### Requirements
Find the string "page" in the records. Copy every line it appears in.

# Start of Available records

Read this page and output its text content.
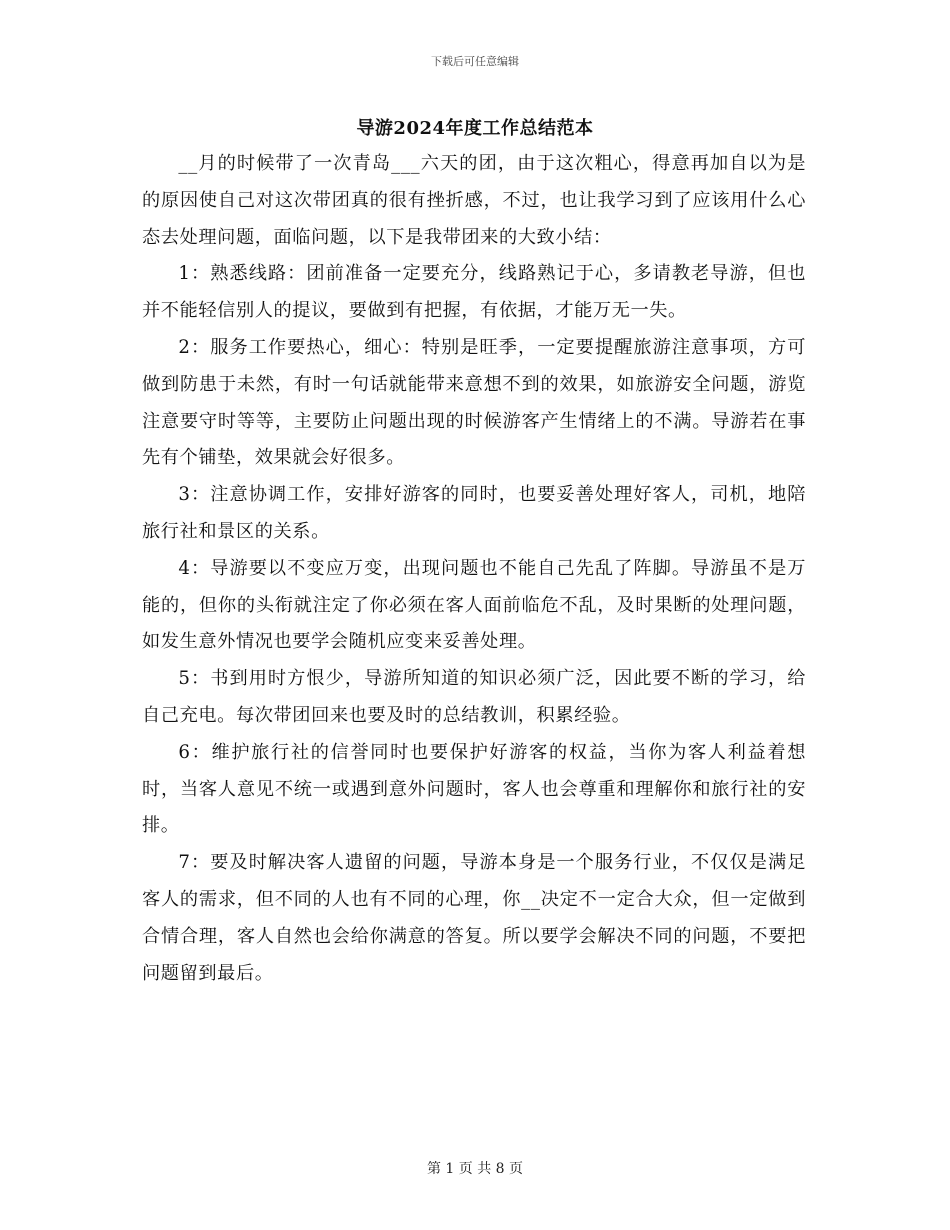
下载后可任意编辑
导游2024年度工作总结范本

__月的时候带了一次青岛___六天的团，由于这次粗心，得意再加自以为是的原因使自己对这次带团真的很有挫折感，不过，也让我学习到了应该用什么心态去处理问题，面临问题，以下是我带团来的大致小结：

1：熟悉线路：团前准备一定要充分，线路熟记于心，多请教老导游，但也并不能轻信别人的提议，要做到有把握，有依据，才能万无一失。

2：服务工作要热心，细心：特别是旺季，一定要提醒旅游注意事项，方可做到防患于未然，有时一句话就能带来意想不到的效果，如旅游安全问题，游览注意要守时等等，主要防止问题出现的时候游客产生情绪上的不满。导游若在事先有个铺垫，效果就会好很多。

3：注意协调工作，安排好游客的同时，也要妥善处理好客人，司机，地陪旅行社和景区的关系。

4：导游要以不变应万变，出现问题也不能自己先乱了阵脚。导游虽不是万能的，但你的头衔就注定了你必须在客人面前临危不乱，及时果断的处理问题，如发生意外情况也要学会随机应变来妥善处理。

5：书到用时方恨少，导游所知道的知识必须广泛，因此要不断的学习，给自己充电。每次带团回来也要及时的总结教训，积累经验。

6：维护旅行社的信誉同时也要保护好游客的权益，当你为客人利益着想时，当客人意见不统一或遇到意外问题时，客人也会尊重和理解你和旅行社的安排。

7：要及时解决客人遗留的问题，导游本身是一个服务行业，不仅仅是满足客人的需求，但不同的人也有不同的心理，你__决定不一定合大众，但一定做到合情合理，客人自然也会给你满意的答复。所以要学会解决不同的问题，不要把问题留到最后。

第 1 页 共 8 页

# End of Available records
# Start of Available records

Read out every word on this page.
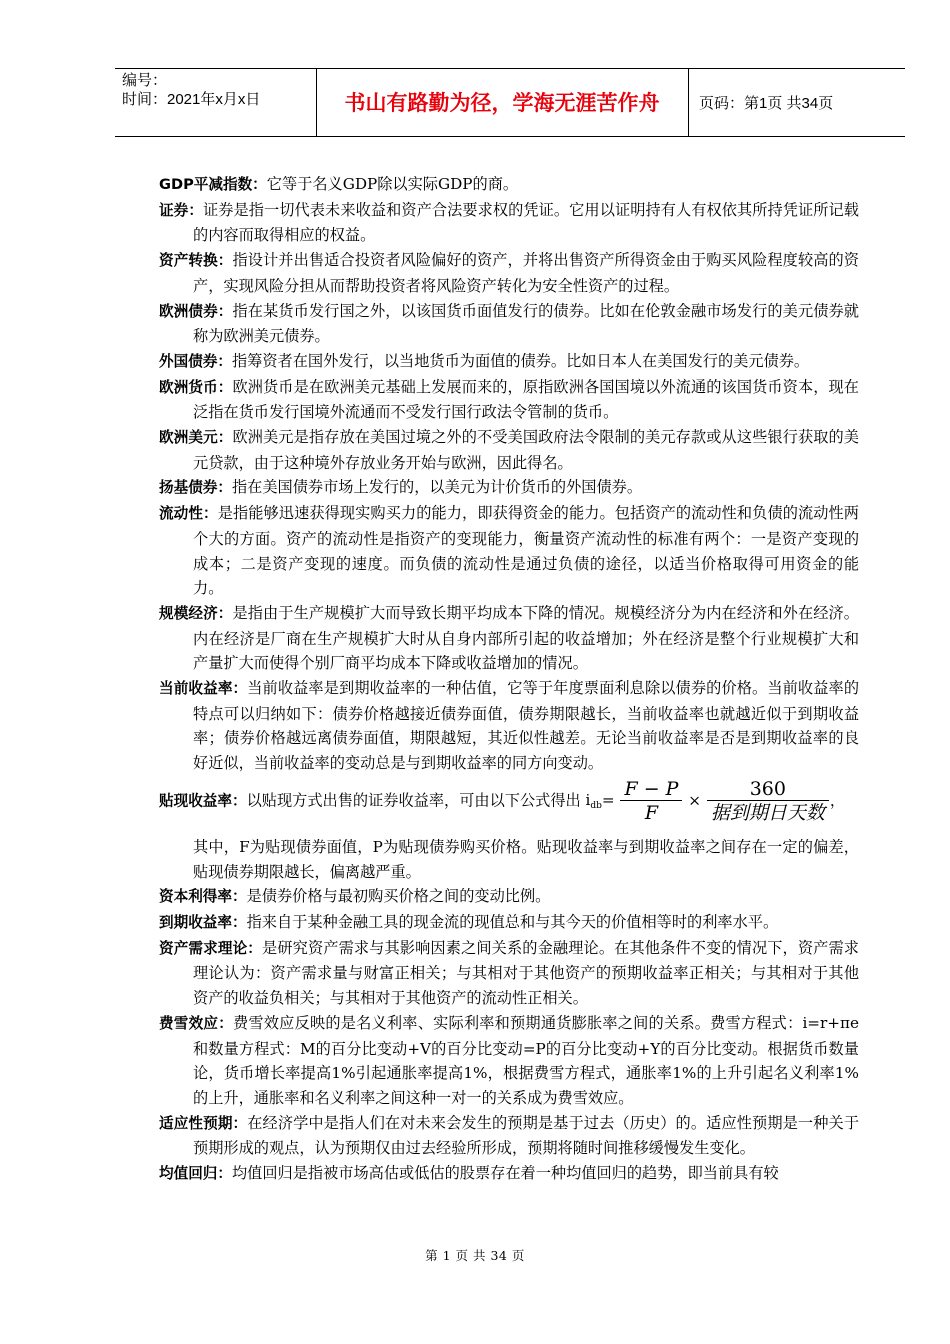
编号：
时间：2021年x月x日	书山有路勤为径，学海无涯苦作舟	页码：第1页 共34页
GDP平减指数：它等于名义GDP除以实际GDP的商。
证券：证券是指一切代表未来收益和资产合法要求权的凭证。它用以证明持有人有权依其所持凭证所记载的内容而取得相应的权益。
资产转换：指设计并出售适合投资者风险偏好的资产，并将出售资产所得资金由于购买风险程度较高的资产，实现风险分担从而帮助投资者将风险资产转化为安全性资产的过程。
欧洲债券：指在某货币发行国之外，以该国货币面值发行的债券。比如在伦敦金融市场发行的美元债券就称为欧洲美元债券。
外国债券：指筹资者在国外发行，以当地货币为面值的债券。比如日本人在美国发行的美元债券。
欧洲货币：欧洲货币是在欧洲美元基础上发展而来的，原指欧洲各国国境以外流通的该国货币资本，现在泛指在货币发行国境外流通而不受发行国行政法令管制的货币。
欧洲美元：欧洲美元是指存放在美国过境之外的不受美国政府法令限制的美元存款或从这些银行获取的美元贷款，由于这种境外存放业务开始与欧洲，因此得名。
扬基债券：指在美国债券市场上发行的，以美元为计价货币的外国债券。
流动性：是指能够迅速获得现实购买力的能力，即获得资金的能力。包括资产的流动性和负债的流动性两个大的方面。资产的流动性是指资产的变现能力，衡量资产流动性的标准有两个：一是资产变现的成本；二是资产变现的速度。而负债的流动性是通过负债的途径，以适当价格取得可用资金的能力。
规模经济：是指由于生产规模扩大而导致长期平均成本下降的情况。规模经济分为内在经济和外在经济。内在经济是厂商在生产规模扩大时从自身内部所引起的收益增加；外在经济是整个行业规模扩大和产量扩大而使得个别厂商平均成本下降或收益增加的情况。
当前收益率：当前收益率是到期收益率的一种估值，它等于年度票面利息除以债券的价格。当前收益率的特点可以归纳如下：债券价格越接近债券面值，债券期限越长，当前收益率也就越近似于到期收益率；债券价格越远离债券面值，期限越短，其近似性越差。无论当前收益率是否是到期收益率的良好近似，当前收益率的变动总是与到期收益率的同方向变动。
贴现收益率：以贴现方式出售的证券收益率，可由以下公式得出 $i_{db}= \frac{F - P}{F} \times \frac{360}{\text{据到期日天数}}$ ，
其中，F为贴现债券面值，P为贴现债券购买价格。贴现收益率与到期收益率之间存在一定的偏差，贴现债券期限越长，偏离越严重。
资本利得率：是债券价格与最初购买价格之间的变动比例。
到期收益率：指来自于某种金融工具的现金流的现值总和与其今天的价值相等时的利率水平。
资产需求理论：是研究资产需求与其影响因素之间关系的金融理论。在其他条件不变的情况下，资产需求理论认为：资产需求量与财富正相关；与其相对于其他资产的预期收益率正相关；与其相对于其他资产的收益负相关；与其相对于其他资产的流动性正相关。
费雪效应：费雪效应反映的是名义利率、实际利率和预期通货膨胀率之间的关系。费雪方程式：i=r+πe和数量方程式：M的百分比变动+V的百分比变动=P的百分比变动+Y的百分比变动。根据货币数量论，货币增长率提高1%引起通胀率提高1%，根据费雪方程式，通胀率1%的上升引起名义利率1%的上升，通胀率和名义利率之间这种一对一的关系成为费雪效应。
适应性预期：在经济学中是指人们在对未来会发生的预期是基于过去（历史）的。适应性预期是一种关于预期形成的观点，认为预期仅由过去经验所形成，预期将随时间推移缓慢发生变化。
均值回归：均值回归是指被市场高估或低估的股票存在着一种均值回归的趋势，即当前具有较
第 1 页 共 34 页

# End of Available records
# Start of Available records

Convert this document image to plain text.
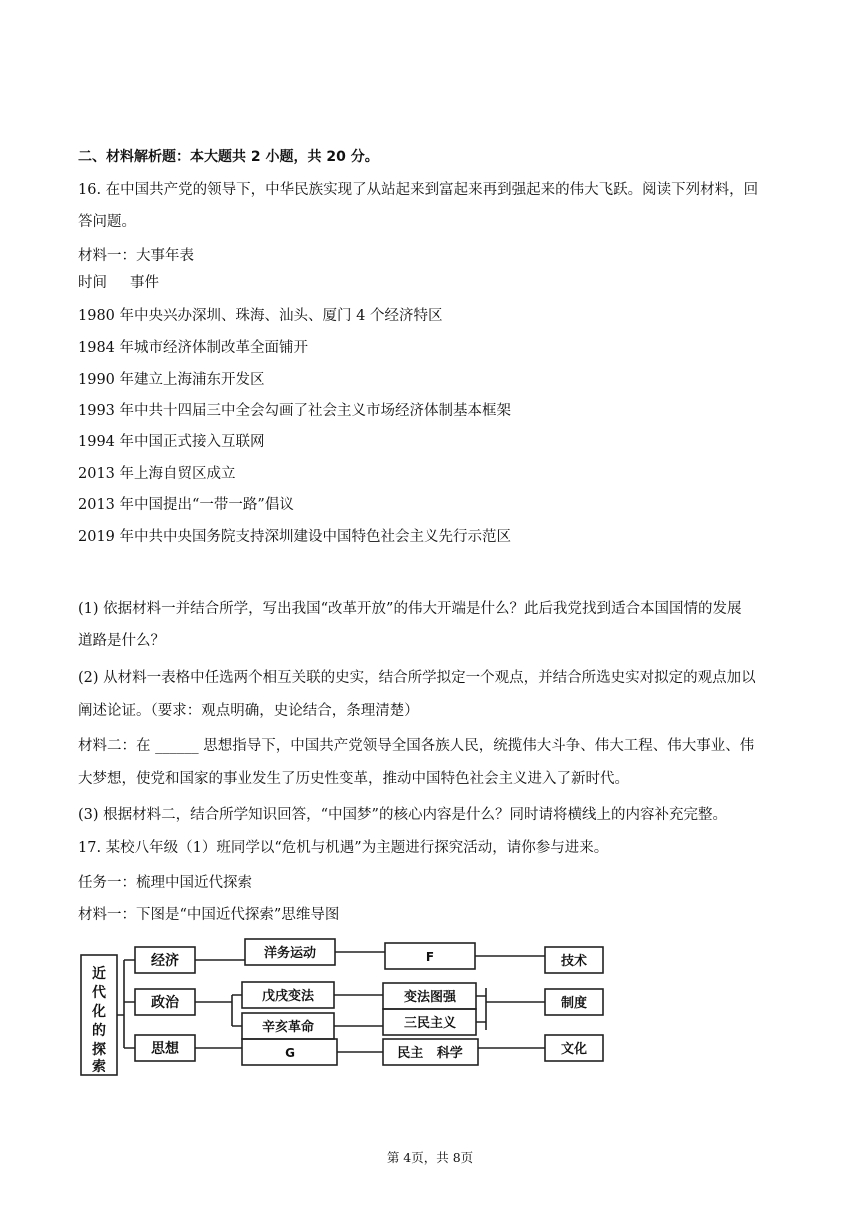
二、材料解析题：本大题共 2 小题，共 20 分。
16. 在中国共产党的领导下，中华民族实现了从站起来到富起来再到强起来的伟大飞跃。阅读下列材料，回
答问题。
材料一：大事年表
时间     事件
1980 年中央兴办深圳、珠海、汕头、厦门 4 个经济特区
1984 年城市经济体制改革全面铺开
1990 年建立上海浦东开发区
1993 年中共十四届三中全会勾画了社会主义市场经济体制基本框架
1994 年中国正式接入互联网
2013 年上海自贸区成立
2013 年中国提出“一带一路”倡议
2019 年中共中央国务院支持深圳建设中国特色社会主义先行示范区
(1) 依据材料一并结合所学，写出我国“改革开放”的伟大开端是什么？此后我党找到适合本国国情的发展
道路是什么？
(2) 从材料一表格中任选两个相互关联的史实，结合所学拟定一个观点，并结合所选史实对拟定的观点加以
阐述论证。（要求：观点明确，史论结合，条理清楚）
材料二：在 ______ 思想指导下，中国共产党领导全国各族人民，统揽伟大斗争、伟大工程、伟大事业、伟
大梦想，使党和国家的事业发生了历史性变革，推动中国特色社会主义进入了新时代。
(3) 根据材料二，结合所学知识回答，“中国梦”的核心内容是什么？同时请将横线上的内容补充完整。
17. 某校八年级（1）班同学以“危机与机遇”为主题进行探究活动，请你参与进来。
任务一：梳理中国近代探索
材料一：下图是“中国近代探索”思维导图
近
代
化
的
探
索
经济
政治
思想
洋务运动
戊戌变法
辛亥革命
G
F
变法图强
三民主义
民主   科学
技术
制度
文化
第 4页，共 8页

# End of Available records

### Exercise solution
Read this page and output its text content.
Read out every word on this page.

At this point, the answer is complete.